- _SHORT PROBLEM_:
Leave out the pictures and transcribe the rest of the records exactly.

A block of data:
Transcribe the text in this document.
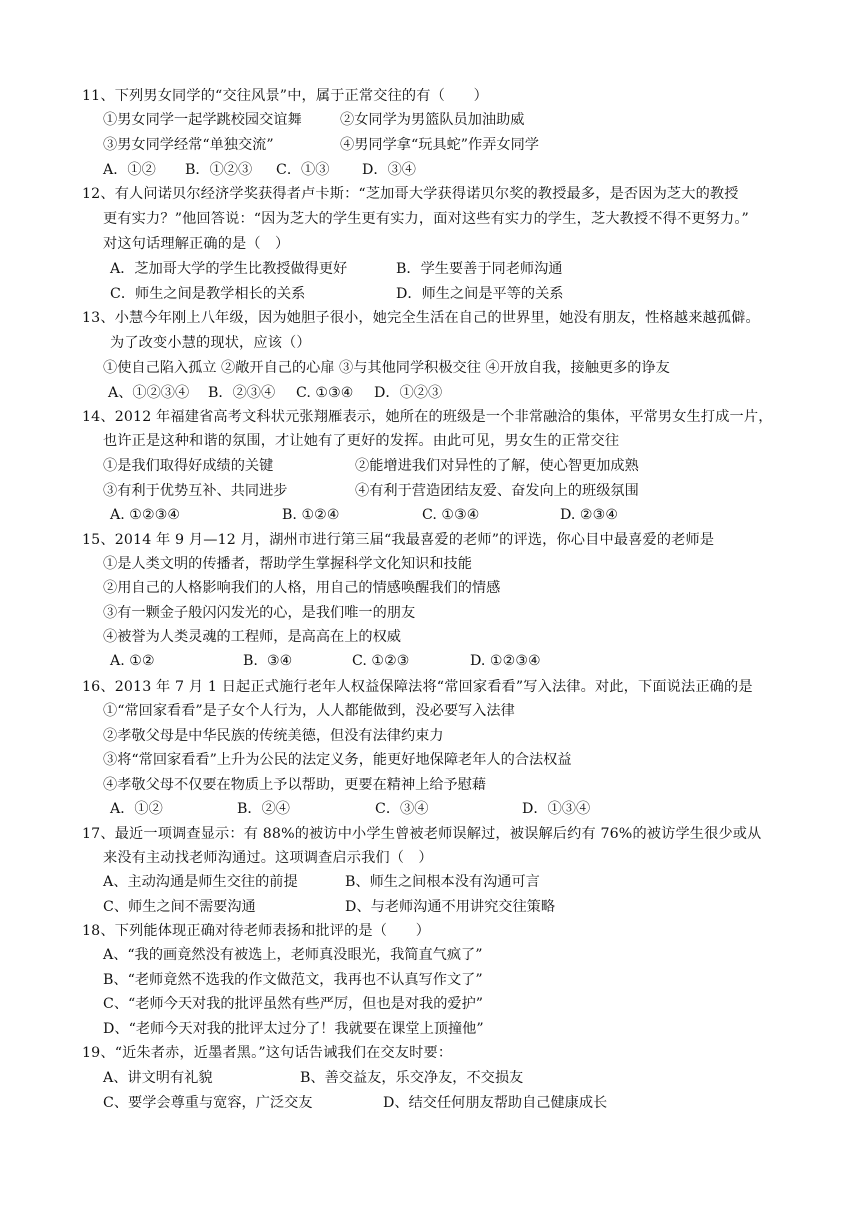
11、下列男女同学的“交往风景”中，属于正常交往的有（　　）
①男女同学一起学跳校园交谊舞	②女同学为男篮队员加油助威
③男女同学经常“单独交流”	④男同学拿“玩具蛇”作弄女同学
A．①② B．①②③ C．①③ D．③④
12、有人问诺贝尔经济学奖获得者卢卡斯：“芝加哥大学获得诺贝尔奖的教授最多，是否因为芝大的教授
更有实力？”他回答说：“因为芝大的学生更有实力，面对这些有实力的学生，芝大教授不得不更努力。”
对这句话理解正确的是（　）
A．芝加哥大学的学生比教授做得更好	B．学生要善于同老师沟通
C．师生之间是教学相长的关系	D．师生之间是平等的关系
13、小慧今年刚上八年级，因为她胆子很小，她完全生活在自己的世界里，她没有朋友，性格越来越孤僻。
为了改变小慧的现状，应该（）
①使自己陷入孤立 ②敞开自己的心扉 ③与其他同学积极交往 ④开放自我，接触更多的诤友
A、①②③④ B．②③④ C. ①③④ D．①②③
14、2012 年福建省高考文科状元张翔雁表示，她所在的班级是一个非常融洽的集体，平常男女生打成一片，
也许正是这种和谐的氛围，才让她有了更好的发挥。由此可见，男女生的正常交往
①是我们取得好成绩的关键	②能增进我们对异性的了解，使心智更加成熟
③有利于优势互补、共同进步	④有利于营造团结友爱、奋发向上的班级氛围
A. ①②③④	B. ①②④	C. ①③④	D. ②③④
15、2014 年 9 月—12 月，湖州市进行第三届“我最喜爱的老师”的评选，你心目中最喜爱的老师是
①是人类文明的传播者，帮助学生掌握科学文化知识和技能
②用自己的人格影响我们的人格，用自己的情感唤醒我们的情感
③有一颗金子般闪闪发光的心，是我们唯一的朋友
④被誉为人类灵魂的工程师，是高高在上的权威
A. ①②	B.  ③④	C. ①②③	D. ①②③④
16、2013 年 7 月 1 日起正式施行老年人权益保障法将“常回家看看”写入法律。对此，下面说法正确的是
①“常回家看看”是子女个人行为，人人都能做到，没必要写入法律
②孝敬父母是中华民族的传统美德，但没有法律约束力
③将“常回家看看”上升为公民的法定义务，能更好地保障老年人的合法权益
④孝敬父母不仅要在物质上予以帮助，更要在精神上给予慰藉
A．①②	B．②④	C．③④	D．①③④
17、最近一项调查显示：有 88%的被访中小学生曾被老师误解过，被误解后约有 76%的被访学生很少或从
来没有主动找老师沟通过。这项调查启示我们（　）
A、主动沟通是师生交往的前提	B、师生之间根本没有沟通可言
C、师生之间不需要沟通	D、与老师沟通不用讲究交往策略
18、下列能体现正确对待老师表扬和批评的是（　　）
A、“我的画竟然没有被选上，老师真没眼光，我简直气疯了”
B、“老师竟然不选我的作文做范文，我再也不认真写作文了”
C、“老师今天对我的批评虽然有些严厉，但也是对我的爱护”
D、“老师今天对我的批评太过分了！我就要在课堂上顶撞他”
19、“近朱者赤，近墨者黑。”这句话告诫我们在交友时要：
A、讲文明有礼貌	B、善交益友，乐交净友，不交损友
C、要学会尊重与宽容，广泛交友	D、结交任何朋友帮助自己健康成长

- _WORKED SOLUTION_:
Transcribe the text in this document.
11、下列男女同学的“交往风景”中，属于正常交往的有（　　）
①男女同学一起学跳校园交谊舞	②女同学为男篮队员加油助威
③男女同学经常“单独交流”	④男同学拿“玩具蛇”作弄女同学
A．①② B．①②③ C．①③ D．③④
12、有人问诺贝尔经济学奖获得者卢卡斯：“芝加哥大学获得诺贝尔奖的教授最多，是否因为芝大的教授
更有实力？”他回答说：“因为芝大的学生更有实力，面对这些有实力的学生，芝大教授不得不更努力。”
对这句话理解正确的是（　）
A．芝加哥大学的学生比教授做得更好	B．学生要善于同老师沟通
C．师生之间是教学相长的关系	D．师生之间是平等的关系
13、小慧今年刚上八年级，因为她胆子很小，她完全生活在自己的世界里，她没有朋友，性格越来越孤僻。
为了改变小慧的现状，应该（）
①使自己陷入孤立 ②敞开自己的心扉 ③与其他同学积极交往 ④开放自我，接触更多的诤友
A、①②③④ B．②③④ C. ①③④ D．①②③
14、2012 年福建省高考文科状元张翔雁表示，她所在的班级是一个非常融洽的集体，平常男女生打成一片，
也许正是这种和谐的氛围，才让她有了更好的发挥。由此可见，男女生的正常交往
①是我们取得好成绩的关键	②能增进我们对异性的了解，使心智更加成熟
③有利于优势互补、共同进步	④有利于营造团结友爱、奋发向上的班级氛围
A. ①②③④	B. ①②④	C. ①③④	D. ②③④
15、2014 年 9 月—12 月，湖州市进行第三届“我最喜爱的老师”的评选，你心目中最喜爱的老师是
①是人类文明的传播者，帮助学生掌握科学文化知识和技能
②用自己的人格影响我们的人格，用自己的情感唤醒我们的情感
③有一颗金子般闪闪发光的心，是我们唯一的朋友
④被誉为人类灵魂的工程师，是高高在上的权威
A. ①②	B.  ③④	C. ①②③	D. ①②③④
16、2013 年 7 月 1 日起正式施行老年人权益保障法将“常回家看看”写入法律。对此，下面说法正确的是
①“常回家看看”是子女个人行为，人人都能做到，没必要写入法律
②孝敬父母是中华民族的传统美德，但没有法律约束力
③将“常回家看看”上升为公民的法定义务，能更好地保障老年人的合法权益
④孝敬父母不仅要在物质上予以帮助，更要在精神上给予慰藉
A．①②	B．②④	C．③④	D．①③④
17、最近一项调查显示：有 88%的被访中小学生曾被老师误解过，被误解后约有 76%的被访学生很少或从
来没有主动找老师沟通过。这项调查启示我们（　）
A、主动沟通是师生交往的前提	B、师生之间根本没有沟通可言
C、师生之间不需要沟通	D、与老师沟通不用讲究交往策略
18、下列能体现正确对待老师表扬和批评的是（　　）
A、“我的画竟然没有被选上，老师真没眼光，我简直气疯了”
B、“老师竟然不选我的作文做范文，我再也不认真写作文了”
C、“老师今天对我的批评虽然有些严厉，但也是对我的爱护”
D、“老师今天对我的批评太过分了！我就要在课堂上顶撞他”
19、“近朱者赤，近墨者黑。”这句话告诫我们在交友时要：
A、讲文明有礼貌	B、善交益友，乐交净友，不交损友
C、要学会尊重与宽容，广泛交友	D、结交任何朋友帮助自己健康成长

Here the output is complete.